##### LISTING #####

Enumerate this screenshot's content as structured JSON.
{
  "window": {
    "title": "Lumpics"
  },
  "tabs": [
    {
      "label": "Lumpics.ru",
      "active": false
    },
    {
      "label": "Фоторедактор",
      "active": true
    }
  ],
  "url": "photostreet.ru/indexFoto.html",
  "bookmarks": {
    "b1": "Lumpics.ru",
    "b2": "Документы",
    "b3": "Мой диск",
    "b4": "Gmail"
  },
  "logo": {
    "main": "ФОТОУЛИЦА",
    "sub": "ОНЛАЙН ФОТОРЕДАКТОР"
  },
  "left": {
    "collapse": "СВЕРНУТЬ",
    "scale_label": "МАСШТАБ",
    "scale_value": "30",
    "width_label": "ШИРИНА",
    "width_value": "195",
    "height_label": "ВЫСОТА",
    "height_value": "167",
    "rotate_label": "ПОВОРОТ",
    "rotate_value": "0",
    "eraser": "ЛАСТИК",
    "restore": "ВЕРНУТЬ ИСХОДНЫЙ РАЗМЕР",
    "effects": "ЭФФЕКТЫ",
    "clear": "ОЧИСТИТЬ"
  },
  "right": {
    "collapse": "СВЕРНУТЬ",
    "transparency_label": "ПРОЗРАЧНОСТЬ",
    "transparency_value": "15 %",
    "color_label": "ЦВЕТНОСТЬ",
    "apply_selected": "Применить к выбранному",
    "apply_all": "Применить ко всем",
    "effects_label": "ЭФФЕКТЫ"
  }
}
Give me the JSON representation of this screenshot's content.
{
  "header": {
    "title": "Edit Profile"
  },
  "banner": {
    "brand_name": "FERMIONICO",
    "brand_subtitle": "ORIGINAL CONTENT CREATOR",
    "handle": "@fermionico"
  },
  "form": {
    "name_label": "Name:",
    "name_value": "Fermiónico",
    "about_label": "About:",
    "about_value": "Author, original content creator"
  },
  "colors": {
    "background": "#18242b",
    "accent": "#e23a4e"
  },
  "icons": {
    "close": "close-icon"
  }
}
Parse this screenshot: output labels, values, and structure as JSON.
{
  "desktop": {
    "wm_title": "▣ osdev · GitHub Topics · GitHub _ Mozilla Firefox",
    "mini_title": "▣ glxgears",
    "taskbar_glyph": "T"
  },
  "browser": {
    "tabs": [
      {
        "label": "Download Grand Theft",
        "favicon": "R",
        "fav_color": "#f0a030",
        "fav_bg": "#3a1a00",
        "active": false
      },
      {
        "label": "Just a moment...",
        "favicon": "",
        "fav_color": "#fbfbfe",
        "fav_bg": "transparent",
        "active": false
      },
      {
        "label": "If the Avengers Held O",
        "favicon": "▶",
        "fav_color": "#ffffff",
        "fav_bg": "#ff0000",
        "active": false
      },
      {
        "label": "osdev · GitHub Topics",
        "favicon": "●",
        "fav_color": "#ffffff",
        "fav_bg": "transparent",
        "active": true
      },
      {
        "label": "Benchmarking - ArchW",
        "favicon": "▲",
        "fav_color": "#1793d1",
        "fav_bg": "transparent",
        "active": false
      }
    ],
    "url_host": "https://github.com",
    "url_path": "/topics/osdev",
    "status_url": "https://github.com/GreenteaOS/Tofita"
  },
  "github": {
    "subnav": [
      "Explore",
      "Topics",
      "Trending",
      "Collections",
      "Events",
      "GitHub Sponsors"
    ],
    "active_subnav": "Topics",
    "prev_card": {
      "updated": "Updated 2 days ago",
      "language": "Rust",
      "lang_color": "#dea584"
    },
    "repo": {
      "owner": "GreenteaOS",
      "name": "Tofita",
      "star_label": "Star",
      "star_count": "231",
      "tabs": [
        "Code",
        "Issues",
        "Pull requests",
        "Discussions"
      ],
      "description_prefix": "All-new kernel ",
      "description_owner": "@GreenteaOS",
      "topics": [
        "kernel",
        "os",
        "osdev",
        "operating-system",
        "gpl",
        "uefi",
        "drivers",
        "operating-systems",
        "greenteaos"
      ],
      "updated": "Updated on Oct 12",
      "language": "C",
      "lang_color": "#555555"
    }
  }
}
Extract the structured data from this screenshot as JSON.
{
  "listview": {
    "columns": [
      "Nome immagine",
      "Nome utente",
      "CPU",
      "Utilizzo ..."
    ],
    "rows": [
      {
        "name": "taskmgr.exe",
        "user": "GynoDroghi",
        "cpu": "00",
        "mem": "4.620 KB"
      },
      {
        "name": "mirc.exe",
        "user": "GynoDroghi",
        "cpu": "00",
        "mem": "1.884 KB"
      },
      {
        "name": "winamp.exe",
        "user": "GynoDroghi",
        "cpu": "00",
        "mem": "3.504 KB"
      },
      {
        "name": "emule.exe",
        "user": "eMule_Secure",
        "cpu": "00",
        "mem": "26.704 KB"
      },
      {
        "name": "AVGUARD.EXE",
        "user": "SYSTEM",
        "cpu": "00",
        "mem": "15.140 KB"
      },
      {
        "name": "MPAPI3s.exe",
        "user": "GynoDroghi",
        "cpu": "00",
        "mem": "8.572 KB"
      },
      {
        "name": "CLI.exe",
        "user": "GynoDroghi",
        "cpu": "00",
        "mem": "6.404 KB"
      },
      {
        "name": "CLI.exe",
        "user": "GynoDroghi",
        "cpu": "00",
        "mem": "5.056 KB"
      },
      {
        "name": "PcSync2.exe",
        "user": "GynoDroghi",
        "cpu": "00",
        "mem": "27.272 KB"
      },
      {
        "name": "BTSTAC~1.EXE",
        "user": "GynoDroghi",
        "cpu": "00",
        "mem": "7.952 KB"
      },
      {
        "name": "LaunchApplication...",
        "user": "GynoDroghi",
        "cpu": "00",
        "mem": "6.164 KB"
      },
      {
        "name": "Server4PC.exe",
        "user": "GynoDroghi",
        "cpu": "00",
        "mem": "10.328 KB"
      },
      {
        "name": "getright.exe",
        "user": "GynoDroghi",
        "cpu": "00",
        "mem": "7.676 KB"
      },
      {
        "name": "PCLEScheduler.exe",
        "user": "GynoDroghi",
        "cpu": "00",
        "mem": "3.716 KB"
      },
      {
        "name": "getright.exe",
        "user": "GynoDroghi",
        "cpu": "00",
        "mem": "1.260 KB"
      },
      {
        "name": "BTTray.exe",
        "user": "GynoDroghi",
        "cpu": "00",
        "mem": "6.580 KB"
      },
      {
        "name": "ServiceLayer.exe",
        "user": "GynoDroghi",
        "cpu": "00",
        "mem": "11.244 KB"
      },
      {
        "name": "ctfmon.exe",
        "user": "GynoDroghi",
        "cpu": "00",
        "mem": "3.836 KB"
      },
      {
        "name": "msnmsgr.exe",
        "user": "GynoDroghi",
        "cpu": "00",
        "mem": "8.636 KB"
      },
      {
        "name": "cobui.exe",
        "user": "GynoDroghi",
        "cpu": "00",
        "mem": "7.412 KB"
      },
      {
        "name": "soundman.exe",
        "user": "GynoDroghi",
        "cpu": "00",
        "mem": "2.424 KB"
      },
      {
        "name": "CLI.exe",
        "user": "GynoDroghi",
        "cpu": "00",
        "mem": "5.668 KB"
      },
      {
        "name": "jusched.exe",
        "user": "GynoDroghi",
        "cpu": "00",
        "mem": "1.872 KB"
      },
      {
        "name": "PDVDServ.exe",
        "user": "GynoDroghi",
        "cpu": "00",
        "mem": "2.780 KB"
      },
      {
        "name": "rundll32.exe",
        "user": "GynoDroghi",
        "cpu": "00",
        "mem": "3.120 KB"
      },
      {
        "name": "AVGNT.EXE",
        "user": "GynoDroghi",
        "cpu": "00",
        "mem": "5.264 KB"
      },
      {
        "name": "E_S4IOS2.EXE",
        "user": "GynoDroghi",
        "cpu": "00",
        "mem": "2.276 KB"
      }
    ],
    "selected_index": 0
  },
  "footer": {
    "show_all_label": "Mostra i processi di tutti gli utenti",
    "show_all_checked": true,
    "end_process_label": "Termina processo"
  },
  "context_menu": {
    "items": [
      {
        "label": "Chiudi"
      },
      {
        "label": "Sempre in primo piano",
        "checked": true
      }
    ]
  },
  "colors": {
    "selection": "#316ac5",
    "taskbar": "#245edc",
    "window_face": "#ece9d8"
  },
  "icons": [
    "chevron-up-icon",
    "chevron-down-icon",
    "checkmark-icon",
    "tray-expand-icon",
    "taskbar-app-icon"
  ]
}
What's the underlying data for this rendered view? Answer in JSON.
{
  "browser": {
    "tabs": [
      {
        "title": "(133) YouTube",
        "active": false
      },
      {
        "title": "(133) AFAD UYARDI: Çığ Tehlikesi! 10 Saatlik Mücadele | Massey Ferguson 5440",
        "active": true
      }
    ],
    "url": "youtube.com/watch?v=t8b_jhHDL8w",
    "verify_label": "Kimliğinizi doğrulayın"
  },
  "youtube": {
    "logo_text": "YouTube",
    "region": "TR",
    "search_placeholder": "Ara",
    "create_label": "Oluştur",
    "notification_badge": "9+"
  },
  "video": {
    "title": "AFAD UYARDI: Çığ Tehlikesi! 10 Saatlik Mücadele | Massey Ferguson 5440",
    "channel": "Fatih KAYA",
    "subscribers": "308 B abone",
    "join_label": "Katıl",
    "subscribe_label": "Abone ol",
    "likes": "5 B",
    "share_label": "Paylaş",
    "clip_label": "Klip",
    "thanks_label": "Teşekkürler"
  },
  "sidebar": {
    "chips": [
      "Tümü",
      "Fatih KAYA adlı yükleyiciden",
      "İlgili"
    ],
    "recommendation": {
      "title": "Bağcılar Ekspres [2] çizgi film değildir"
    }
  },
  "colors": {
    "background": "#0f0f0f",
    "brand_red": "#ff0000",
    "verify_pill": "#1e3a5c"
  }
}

#####

THE REQUEST
Give back exactly the lines from the line containing "What's the underlying" to the end of the entries, and no other lines.

RESULT FOR THIS TASK
What's the underlying data for this rendered view? Answer in JSON.
{
  "browser": {
    "tabs": [
      {
        "title": "(133) YouTube",
        "active": false
      },
      {
        "title": "(133) AFAD UYARDI: Çığ Tehlikesi! 10 Saatlik Mücadele | Massey Ferguson 5440",
        "active": true
      }
    ],
    "url": "youtube.com/watch?v=t8b_jhHDL8w",
    "verify_label": "Kimliğinizi doğrulayın"
  },
  "youtube": {
    "logo_text": "YouTube",
    "region": "TR",
    "search_placeholder": "Ara",
    "create_label": "Oluştur",
    "notification_badge": "9+"
  },
  "video": {
    "title": "AFAD UYARDI: Çığ Tehlikesi! 10 Saatlik Mücadele | Massey Ferguson 5440",
    "channel": "Fatih KAYA",
    "subscribers": "308 B abone",
    "join_label": "Katıl",
    "subscribe_label": "Abone ol",
    "likes": "5 B",
    "share_label": "Paylaş",
    "clip_label": "Klip",
    "thanks_label": "Teşekkürler"
  },
  "sidebar": {
    "chips": [
      "Tümü",
      "Fatih KAYA adlı yükleyiciden",
      "İlgili"
    ],
    "recommendation": {
      "title": "Bağcılar Ekspres [2] çizgi film değildir"
    }
  },
  "colors": {
    "background": "#0f0f0f",
    "brand_red": "#ff0000",
    "verify_pill": "#1e3a5c"
  }
}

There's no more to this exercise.